Extracted records:
=====

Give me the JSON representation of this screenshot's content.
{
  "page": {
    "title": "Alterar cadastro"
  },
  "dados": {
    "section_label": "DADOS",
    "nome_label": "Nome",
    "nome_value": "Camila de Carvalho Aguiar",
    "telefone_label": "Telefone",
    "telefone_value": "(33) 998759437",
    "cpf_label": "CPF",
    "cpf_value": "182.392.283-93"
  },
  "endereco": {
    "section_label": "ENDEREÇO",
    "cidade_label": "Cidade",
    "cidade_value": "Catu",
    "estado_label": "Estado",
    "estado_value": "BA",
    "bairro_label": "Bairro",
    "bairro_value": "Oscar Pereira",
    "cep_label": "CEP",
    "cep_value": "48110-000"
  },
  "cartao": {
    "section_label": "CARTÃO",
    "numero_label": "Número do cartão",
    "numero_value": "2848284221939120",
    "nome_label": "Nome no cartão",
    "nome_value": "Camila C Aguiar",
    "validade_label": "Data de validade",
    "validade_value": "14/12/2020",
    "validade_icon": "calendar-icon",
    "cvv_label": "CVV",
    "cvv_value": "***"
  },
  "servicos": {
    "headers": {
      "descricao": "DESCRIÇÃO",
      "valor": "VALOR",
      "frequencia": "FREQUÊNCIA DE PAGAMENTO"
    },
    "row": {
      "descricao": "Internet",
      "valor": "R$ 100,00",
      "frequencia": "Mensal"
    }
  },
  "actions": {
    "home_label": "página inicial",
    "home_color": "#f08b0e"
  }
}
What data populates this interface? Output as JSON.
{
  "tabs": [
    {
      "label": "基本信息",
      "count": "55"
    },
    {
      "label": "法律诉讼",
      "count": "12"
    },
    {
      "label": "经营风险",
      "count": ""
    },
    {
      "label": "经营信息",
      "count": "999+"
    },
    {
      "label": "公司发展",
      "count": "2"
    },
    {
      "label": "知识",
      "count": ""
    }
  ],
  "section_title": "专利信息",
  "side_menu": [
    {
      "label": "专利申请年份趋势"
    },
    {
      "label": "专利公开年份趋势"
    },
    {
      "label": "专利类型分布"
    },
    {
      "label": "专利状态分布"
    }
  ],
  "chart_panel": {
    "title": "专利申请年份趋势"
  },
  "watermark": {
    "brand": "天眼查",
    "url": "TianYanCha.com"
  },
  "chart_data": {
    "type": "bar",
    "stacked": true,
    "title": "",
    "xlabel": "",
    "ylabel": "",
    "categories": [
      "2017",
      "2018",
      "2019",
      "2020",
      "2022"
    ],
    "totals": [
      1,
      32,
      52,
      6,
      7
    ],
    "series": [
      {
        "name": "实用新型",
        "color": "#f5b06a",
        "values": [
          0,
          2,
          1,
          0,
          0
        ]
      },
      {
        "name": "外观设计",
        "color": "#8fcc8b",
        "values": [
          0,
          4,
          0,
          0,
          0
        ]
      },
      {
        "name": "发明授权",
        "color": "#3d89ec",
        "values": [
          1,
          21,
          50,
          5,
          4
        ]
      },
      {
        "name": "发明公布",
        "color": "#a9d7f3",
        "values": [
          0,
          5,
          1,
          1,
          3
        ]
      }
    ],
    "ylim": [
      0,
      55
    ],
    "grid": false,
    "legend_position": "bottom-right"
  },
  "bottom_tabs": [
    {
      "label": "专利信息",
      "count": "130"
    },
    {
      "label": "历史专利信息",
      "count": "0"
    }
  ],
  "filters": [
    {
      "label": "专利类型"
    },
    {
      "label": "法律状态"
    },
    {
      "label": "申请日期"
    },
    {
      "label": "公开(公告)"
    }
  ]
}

=====

▸ **WHAT YOU SHOULD DO**
Search the data for "Camila". Copy every matching line.

▸ **EXERCISE RESPONSE**
    "nome_value": "Camila de Carvalho Aguiar",
    "nome_value": "Camila C Aguiar",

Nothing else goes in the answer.